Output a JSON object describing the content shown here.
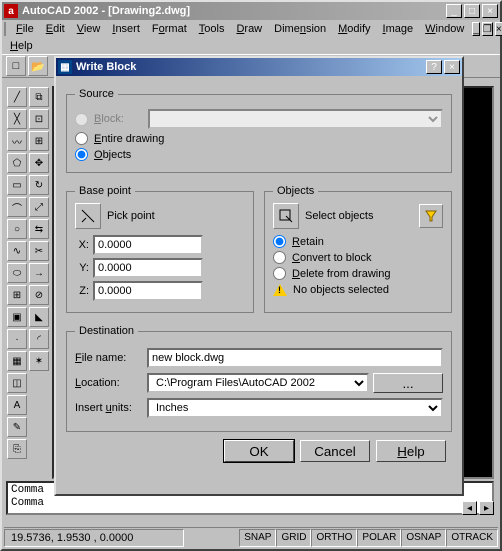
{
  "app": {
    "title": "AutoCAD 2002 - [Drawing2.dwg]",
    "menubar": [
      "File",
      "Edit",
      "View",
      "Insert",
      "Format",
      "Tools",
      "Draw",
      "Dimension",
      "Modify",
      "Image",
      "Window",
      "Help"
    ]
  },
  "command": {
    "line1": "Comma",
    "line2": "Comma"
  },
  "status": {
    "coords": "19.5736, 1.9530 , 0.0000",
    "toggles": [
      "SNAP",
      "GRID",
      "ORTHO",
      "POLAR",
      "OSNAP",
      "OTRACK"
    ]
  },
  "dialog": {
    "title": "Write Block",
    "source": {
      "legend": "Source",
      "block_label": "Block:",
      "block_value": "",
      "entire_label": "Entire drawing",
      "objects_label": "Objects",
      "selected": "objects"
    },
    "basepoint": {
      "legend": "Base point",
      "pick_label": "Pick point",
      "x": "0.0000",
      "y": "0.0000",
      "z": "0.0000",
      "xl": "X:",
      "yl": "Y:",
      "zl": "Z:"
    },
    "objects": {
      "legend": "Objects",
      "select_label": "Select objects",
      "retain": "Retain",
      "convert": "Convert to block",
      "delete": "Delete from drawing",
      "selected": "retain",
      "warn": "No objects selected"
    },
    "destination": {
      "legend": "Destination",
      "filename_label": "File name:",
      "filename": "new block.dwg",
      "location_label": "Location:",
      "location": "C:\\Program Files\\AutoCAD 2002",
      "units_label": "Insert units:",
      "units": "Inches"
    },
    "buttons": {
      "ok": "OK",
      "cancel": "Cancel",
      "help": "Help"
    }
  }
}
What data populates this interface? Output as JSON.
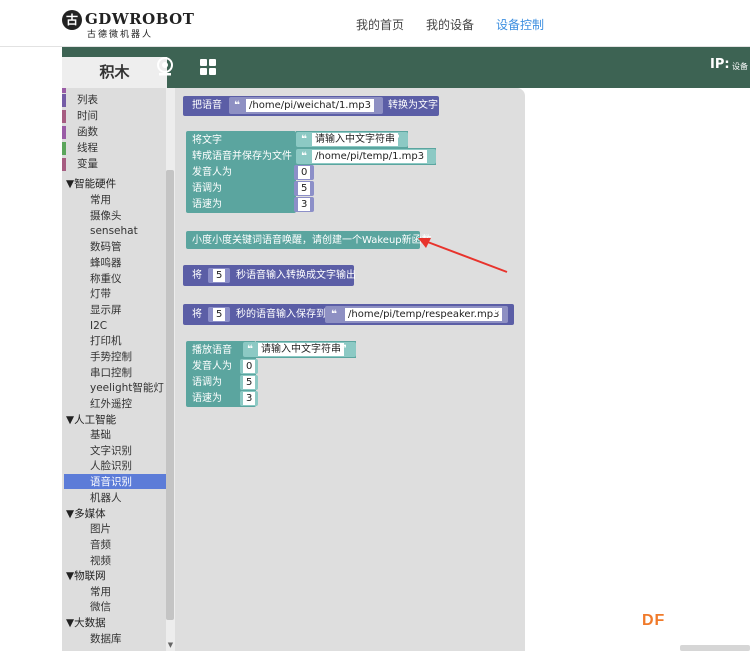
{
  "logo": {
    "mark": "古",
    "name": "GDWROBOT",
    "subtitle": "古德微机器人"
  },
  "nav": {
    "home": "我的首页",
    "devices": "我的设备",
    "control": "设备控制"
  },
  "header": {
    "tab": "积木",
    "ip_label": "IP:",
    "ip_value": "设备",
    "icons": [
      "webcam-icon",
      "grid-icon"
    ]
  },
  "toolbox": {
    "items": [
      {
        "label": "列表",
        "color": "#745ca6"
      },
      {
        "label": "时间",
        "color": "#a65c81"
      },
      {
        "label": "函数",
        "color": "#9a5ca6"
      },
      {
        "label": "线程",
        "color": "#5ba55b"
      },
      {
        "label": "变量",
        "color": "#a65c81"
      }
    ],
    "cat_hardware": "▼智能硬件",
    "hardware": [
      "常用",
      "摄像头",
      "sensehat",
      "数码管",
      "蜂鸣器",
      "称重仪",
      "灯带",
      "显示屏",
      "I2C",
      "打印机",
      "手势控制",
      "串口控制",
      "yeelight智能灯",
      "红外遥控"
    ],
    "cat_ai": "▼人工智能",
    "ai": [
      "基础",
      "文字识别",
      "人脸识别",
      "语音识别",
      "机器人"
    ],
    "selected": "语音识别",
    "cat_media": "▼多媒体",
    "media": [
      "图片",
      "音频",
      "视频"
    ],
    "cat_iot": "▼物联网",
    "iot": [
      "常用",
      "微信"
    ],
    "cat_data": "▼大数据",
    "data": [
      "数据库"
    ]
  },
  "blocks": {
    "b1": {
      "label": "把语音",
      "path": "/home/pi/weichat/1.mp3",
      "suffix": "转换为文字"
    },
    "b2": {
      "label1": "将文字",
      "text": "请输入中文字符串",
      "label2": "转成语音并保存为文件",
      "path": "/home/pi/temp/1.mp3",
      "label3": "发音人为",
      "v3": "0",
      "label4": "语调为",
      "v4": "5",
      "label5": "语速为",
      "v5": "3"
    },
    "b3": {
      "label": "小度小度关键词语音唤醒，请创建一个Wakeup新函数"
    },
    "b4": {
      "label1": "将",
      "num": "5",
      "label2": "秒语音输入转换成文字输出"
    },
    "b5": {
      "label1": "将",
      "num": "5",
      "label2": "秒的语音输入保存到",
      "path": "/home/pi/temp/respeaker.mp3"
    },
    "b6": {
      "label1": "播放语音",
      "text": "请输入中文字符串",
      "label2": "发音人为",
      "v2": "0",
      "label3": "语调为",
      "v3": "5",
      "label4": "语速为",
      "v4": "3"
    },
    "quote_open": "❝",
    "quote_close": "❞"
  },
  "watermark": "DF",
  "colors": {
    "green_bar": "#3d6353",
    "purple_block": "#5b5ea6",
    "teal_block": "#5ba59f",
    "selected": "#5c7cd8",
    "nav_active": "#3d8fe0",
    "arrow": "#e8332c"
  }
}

● Description of the task:
Reproduce the listing word for word and omit its pictures.

● Answer to the task:
Output a JSON object describing the content shown here.
{
  "app": {
    "title": "AutoCAD 2002 - [Drawing2.dwg]",
    "menubar": [
      "File",
      "Edit",
      "View",
      "Insert",
      "Format",
      "Tools",
      "Draw",
      "Dimension",
      "Modify",
      "Image",
      "Window",
      "Help"
    ]
  },
  "command": {
    "line1": "Comma",
    "line2": "Comma"
  },
  "status": {
    "coords": "19.5736, 1.9530 , 0.0000",
    "toggles": [
      "SNAP",
      "GRID",
      "ORTHO",
      "POLAR",
      "OSNAP",
      "OTRACK"
    ]
  },
  "dialog": {
    "title": "Write Block",
    "source": {
      "legend": "Source",
      "block_label": "Block:",
      "block_value": "",
      "entire_label": "Entire drawing",
      "objects_label": "Objects",
      "selected": "objects"
    },
    "basepoint": {
      "legend": "Base point",
      "pick_label": "Pick point",
      "x": "0.0000",
      "y": "0.0000",
      "z": "0.0000",
      "xl": "X:",
      "yl": "Y:",
      "zl": "Z:"
    },
    "objects": {
      "legend": "Objects",
      "select_label": "Select objects",
      "retain": "Retain",
      "convert": "Convert to block",
      "delete": "Delete from drawing",
      "selected": "retain",
      "warn": "No objects selected"
    },
    "destination": {
      "legend": "Destination",
      "filename_label": "File name:",
      "filename": "new block.dwg",
      "location_label": "Location:",
      "location": "C:\\Program Files\\AutoCAD 2002",
      "units_label": "Insert units:",
      "units": "Inches"
    },
    "buttons": {
      "ok": "OK",
      "cancel": "Cancel",
      "help": "Help"
    }
  }
}
What data populates this interface? Output as JSON.
{
  "logo": {
    "mark": "古",
    "name": "GDWROBOT",
    "subtitle": "古德微机器人"
  },
  "nav": {
    "home": "我的首页",
    "devices": "我的设备",
    "control": "设备控制"
  },
  "header": {
    "tab": "积木",
    "ip_label": "IP:",
    "ip_value": "设备",
    "icons": [
      "webcam-icon",
      "grid-icon"
    ]
  },
  "toolbox": {
    "items": [
      {
        "label": "列表",
        "color": "#745ca6"
      },
      {
        "label": "时间",
        "color": "#a65c81"
      },
      {
        "label": "函数",
        "color": "#9a5ca6"
      },
      {
        "label": "线程",
        "color": "#5ba55b"
      },
      {
        "label": "变量",
        "color": "#a65c81"
      }
    ],
    "cat_hardware": "▼智能硬件",
    "hardware": [
      "常用",
      "摄像头",
      "sensehat",
      "数码管",
      "蜂鸣器",
      "称重仪",
      "灯带",
      "显示屏",
      "I2C",
      "打印机",
      "手势控制",
      "串口控制",
      "yeelight智能灯",
      "红外遥控"
    ],
    "cat_ai": "▼人工智能",
    "ai": [
      "基础",
      "文字识别",
      "人脸识别",
      "语音识别",
      "机器人"
    ],
    "selected": "语音识别",
    "cat_media": "▼多媒体",
    "media": [
      "图片",
      "音频",
      "视频"
    ],
    "cat_iot": "▼物联网",
    "iot": [
      "常用",
      "微信"
    ],
    "cat_data": "▼大数据",
    "data": [
      "数据库"
    ]
  },
  "blocks": {
    "b1": {
      "label": "把语音",
      "path": "/home/pi/weichat/1.mp3",
      "suffix": "转换为文字"
    },
    "b2": {
      "label1": "将文字",
      "text": "请输入中文字符串",
      "label2": "转成语音并保存为文件",
      "path": "/home/pi/temp/1.mp3",
      "label3": "发音人为",
      "v3": "0",
      "label4": "语调为",
      "v4": "5",
      "label5": "语速为",
      "v5": "3"
    },
    "b3": {
      "label": "小度小度关键词语音唤醒，请创建一个Wakeup新函数"
    },
    "b4": {
      "label1": "将",
      "num": "5",
      "label2": "秒语音输入转换成文字输出"
    },
    "b5": {
      "label1": "将",
      "num": "5",
      "label2": "秒的语音输入保存到",
      "path": "/home/pi/temp/respeaker.mp3"
    },
    "b6": {
      "label1": "播放语音",
      "text": "请输入中文字符串",
      "label2": "发音人为",
      "v2": "0",
      "label3": "语调为",
      "v3": "5",
      "label4": "语速为",
      "v4": "3"
    },
    "quote_open": "❝",
    "quote_close": "❞"
  },
  "watermark": "DF",
  "colors": {
    "green_bar": "#3d6353",
    "purple_block": "#5b5ea6",
    "teal_block": "#5ba59f",
    "selected": "#5c7cd8",
    "nav_active": "#3d8fe0",
    "arrow": "#e8332c"
  }
}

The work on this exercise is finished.